**The exercise**
Make an exact copy of the records, with the pictures left out.

**Stored data**
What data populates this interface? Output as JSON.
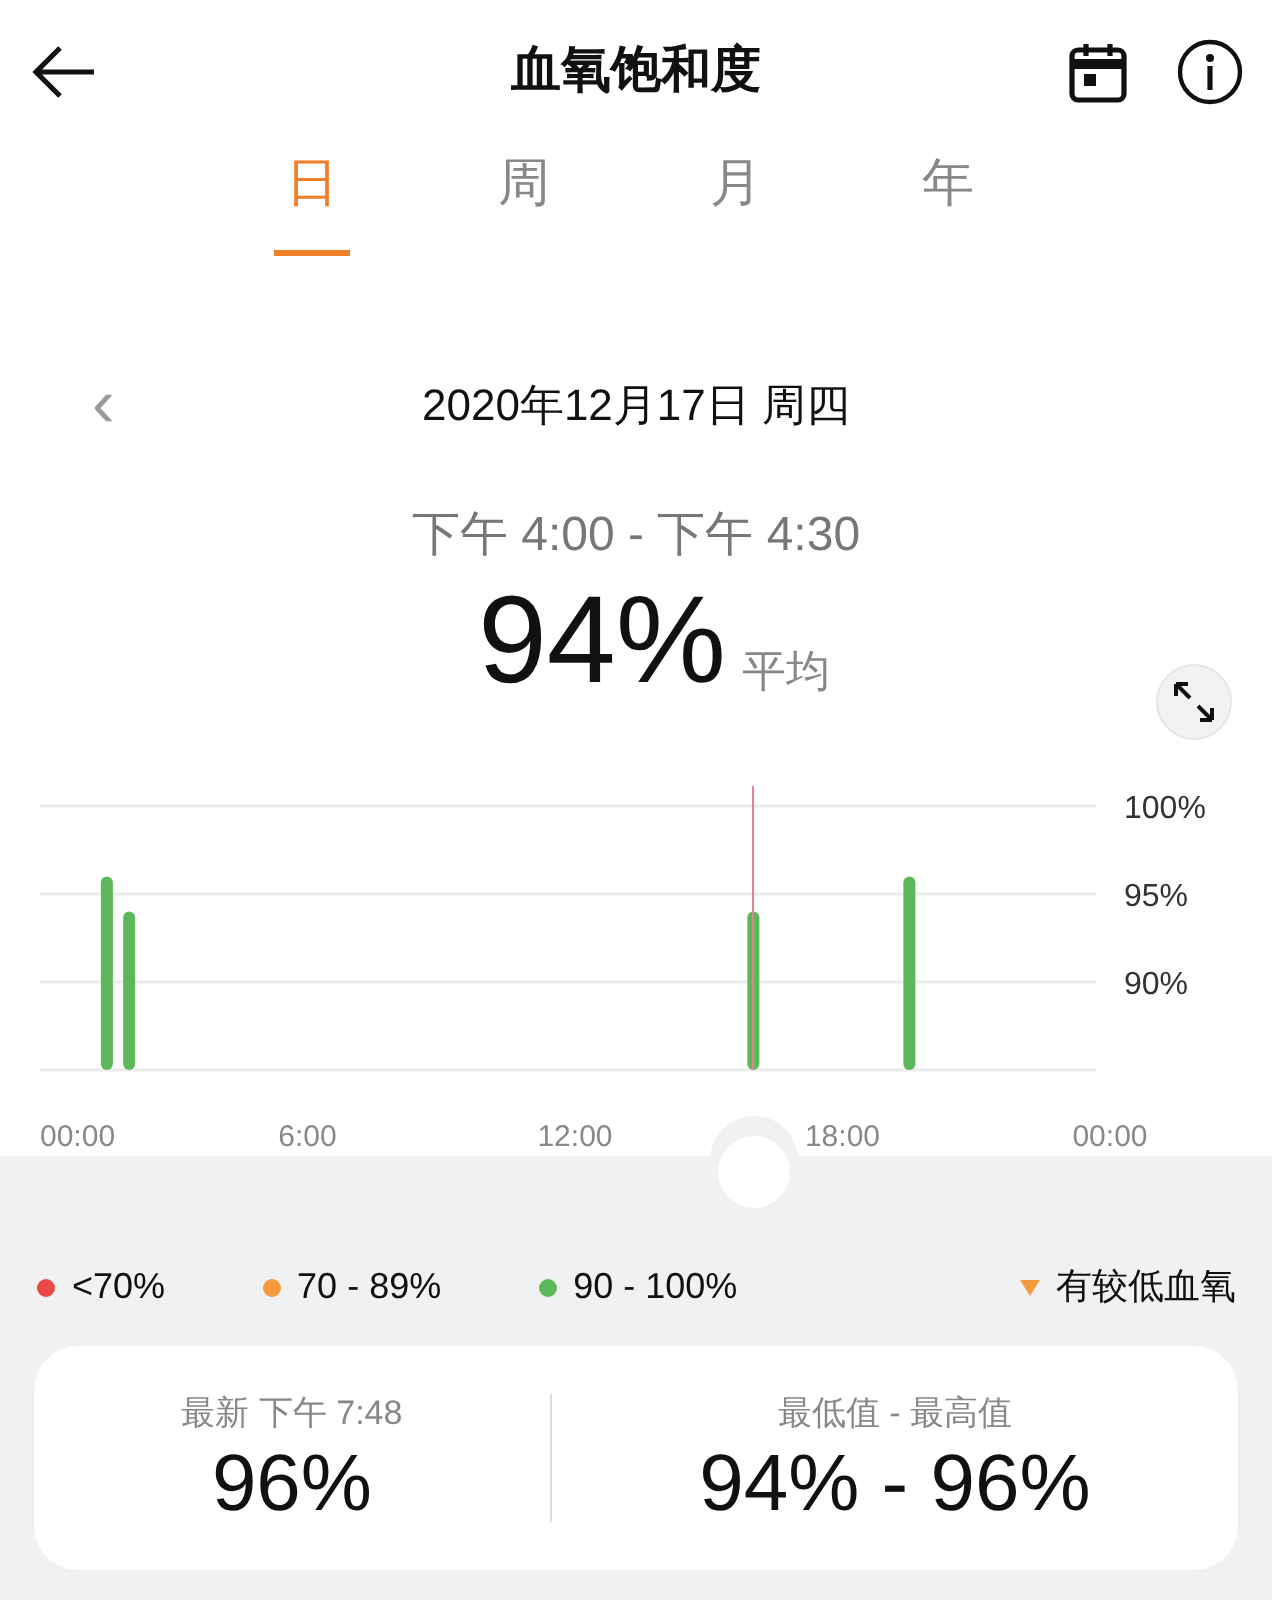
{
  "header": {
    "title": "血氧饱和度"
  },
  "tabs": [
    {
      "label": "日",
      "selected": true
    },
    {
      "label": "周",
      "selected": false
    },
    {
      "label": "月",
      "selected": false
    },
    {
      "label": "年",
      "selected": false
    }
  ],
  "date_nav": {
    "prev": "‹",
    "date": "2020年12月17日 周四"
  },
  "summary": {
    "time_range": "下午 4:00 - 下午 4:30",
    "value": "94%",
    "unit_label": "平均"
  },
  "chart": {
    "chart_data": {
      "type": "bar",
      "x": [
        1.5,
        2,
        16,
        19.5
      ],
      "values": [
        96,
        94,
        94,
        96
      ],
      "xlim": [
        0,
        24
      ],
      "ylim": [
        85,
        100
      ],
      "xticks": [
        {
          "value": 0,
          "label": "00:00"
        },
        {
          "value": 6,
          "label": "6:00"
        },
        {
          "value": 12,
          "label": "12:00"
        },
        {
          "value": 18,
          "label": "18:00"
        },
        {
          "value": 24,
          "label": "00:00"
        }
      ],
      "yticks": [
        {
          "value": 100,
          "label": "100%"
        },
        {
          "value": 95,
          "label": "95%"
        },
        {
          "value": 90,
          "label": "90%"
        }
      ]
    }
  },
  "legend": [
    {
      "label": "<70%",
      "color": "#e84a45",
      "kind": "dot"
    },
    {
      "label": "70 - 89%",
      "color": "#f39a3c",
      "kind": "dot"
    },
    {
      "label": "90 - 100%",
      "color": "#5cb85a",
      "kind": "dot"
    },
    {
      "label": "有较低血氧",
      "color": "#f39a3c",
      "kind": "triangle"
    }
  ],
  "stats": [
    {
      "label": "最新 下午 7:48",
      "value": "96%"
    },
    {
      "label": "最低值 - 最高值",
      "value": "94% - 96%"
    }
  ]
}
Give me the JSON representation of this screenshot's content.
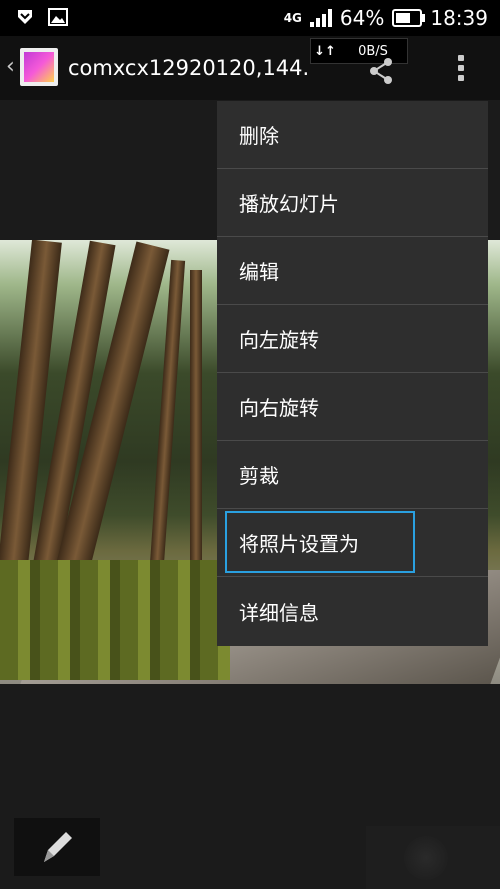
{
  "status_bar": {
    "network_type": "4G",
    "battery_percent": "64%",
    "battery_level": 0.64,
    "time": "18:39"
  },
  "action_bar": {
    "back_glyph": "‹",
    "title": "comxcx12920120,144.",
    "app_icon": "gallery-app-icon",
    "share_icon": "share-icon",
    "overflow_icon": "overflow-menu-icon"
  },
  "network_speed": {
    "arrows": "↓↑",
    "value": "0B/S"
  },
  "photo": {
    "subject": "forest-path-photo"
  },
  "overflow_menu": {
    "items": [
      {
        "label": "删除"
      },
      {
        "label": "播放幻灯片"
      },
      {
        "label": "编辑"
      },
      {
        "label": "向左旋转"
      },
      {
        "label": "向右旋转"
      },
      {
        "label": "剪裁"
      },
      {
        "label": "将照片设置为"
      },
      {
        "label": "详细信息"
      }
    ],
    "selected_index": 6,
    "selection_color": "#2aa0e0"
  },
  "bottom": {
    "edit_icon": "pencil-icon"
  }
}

**Written response**
What data populates this interface? Output as JSON.
{
  "header": {
    "title": "血氧饱和度"
  },
  "tabs": [
    {
      "label": "日",
      "selected": true
    },
    {
      "label": "周",
      "selected": false
    },
    {
      "label": "月",
      "selected": false
    },
    {
      "label": "年",
      "selected": false
    }
  ],
  "date_nav": {
    "prev": "‹",
    "date": "2020年12月17日 周四"
  },
  "summary": {
    "time_range": "下午 4:00 - 下午 4:30",
    "value": "94%",
    "unit_label": "平均"
  },
  "chart": {
    "chart_data": {
      "type": "bar",
      "x": [
        1.5,
        2,
        16,
        19.5
      ],
      "values": [
        96,
        94,
        94,
        96
      ],
      "xlim": [
        0,
        24
      ],
      "ylim": [
        85,
        100
      ],
      "xticks": [
        {
          "value": 0,
          "label": "00:00"
        },
        {
          "value": 6,
          "label": "6:00"
        },
        {
          "value": 12,
          "label": "12:00"
        },
        {
          "value": 18,
          "label": "18:00"
        },
        {
          "value": 24,
          "label": "00:00"
        }
      ],
      "yticks": [
        {
          "value": 100,
          "label": "100%"
        },
        {
          "value": 95,
          "label": "95%"
        },
        {
          "value": 90,
          "label": "90%"
        }
      ]
    }
  },
  "legend": [
    {
      "label": "<70%",
      "color": "#e84a45",
      "kind": "dot"
    },
    {
      "label": "70 - 89%",
      "color": "#f39a3c",
      "kind": "dot"
    },
    {
      "label": "90 - 100%",
      "color": "#5cb85a",
      "kind": "dot"
    },
    {
      "label": "有较低血氧",
      "color": "#f39a3c",
      "kind": "triangle"
    }
  ],
  "stats": [
    {
      "label": "最新 下午 7:48",
      "value": "96%"
    },
    {
      "label": "最低值 - 最高值",
      "value": "94% - 96%"
    }
  ]
}
Give me the JSON representation of this screenshot's content.
{
  "status_bar": {
    "network_type": "4G",
    "battery_percent": "64%",
    "battery_level": 0.64,
    "time": "18:39"
  },
  "action_bar": {
    "back_glyph": "‹",
    "title": "comxcx12920120,144.",
    "app_icon": "gallery-app-icon",
    "share_icon": "share-icon",
    "overflow_icon": "overflow-menu-icon"
  },
  "network_speed": {
    "arrows": "↓↑",
    "value": "0B/S"
  },
  "photo": {
    "subject": "forest-path-photo"
  },
  "overflow_menu": {
    "items": [
      {
        "label": "删除"
      },
      {
        "label": "播放幻灯片"
      },
      {
        "label": "编辑"
      },
      {
        "label": "向左旋转"
      },
      {
        "label": "向右旋转"
      },
      {
        "label": "剪裁"
      },
      {
        "label": "将照片设置为"
      },
      {
        "label": "详细信息"
      }
    ],
    "selected_index": 6,
    "selection_color": "#2aa0e0"
  },
  "bottom": {
    "edit_icon": "pencil-icon"
  }
}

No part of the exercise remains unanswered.